* WHAT YOU ARE ASKED TO DO
Using the data below, copy each line that includes the word "name".

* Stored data
»»

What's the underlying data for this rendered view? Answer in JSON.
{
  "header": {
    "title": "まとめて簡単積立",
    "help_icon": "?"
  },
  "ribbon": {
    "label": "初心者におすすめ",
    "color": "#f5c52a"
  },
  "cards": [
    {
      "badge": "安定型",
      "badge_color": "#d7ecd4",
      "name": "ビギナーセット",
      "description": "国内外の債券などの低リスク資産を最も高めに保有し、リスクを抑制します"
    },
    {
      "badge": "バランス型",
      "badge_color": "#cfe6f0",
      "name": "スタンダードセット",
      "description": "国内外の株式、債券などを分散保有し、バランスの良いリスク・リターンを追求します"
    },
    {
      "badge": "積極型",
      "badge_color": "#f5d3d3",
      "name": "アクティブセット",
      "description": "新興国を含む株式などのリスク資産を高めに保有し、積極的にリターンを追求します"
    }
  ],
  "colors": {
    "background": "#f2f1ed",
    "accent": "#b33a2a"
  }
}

««

* SOLVED PROBLEM
      "name": "ビギナーセット",
      "name": "スタンダードセット",
      "name": "アクティブセット",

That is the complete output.